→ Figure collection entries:

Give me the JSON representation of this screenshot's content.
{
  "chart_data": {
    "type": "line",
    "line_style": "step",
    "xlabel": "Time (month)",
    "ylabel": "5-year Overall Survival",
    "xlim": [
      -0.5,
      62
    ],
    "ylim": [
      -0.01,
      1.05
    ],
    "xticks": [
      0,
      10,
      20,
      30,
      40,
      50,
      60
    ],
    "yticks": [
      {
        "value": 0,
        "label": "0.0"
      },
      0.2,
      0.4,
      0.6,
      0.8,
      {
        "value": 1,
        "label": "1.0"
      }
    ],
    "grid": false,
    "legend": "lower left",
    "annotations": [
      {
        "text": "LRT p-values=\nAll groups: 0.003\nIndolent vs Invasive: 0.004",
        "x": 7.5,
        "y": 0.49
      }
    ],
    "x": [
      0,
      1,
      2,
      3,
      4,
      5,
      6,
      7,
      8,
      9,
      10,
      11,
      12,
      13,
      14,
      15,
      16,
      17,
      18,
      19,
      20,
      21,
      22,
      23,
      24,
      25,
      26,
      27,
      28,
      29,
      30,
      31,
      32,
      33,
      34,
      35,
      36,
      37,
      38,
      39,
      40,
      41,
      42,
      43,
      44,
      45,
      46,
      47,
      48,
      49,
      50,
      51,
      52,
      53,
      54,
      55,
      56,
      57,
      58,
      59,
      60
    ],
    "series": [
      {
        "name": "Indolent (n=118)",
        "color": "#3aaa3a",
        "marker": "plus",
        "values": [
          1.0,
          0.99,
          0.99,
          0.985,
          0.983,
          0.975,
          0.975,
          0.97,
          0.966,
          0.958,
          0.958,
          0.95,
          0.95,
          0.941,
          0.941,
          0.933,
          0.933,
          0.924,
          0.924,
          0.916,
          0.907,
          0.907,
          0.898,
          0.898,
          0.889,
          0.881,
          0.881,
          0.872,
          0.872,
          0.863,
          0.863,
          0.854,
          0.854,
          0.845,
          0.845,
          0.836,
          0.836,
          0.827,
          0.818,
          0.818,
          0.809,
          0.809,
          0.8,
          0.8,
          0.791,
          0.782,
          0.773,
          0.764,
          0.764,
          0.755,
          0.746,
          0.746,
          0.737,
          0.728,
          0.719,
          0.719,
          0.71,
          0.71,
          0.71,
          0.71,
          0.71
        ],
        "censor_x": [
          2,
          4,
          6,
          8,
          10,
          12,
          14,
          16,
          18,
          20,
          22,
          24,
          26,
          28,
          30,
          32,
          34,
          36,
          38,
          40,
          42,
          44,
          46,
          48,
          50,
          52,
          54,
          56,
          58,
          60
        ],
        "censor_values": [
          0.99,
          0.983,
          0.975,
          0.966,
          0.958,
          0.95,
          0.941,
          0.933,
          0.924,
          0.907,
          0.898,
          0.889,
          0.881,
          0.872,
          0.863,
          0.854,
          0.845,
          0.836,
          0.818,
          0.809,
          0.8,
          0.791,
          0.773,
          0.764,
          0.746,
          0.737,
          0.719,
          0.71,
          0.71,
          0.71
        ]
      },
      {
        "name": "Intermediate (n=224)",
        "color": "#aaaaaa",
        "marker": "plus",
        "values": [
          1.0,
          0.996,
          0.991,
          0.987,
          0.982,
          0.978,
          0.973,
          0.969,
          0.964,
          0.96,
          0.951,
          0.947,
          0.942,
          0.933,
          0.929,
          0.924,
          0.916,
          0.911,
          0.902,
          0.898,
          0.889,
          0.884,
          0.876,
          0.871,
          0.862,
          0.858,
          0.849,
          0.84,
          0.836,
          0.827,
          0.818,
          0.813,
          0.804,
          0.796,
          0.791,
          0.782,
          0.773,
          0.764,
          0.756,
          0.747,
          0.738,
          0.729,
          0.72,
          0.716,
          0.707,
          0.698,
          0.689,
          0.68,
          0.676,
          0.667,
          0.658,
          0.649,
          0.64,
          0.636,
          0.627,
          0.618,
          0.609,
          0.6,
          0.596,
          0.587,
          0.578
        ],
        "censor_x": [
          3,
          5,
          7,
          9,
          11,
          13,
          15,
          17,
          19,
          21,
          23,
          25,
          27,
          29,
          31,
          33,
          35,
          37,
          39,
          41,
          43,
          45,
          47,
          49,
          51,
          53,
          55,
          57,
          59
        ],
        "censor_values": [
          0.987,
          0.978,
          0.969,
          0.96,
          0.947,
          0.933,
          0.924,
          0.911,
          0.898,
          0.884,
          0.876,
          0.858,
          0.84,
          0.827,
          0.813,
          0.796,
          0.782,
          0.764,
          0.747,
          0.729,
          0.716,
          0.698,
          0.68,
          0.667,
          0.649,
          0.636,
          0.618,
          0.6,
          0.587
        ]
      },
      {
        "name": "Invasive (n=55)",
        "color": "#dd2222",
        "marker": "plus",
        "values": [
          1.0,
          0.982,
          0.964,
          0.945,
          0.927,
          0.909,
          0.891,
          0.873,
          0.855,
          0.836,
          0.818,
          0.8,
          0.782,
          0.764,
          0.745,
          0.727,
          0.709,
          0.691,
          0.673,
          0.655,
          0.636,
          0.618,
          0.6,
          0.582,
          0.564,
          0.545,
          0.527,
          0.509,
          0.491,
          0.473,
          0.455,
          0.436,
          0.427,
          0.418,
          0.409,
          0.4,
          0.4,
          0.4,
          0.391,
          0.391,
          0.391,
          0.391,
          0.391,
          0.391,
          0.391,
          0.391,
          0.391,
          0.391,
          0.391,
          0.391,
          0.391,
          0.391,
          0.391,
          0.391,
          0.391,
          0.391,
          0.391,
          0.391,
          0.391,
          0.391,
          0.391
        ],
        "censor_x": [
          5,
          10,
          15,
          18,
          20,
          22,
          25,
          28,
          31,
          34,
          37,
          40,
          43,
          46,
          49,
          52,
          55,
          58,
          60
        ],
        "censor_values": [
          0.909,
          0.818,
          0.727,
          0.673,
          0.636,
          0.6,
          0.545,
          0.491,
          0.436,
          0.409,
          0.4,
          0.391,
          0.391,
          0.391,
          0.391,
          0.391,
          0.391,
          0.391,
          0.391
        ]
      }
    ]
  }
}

→ Do this:
Provide the number of lines containing the string "Invasive", with no other output.

→ Output:
2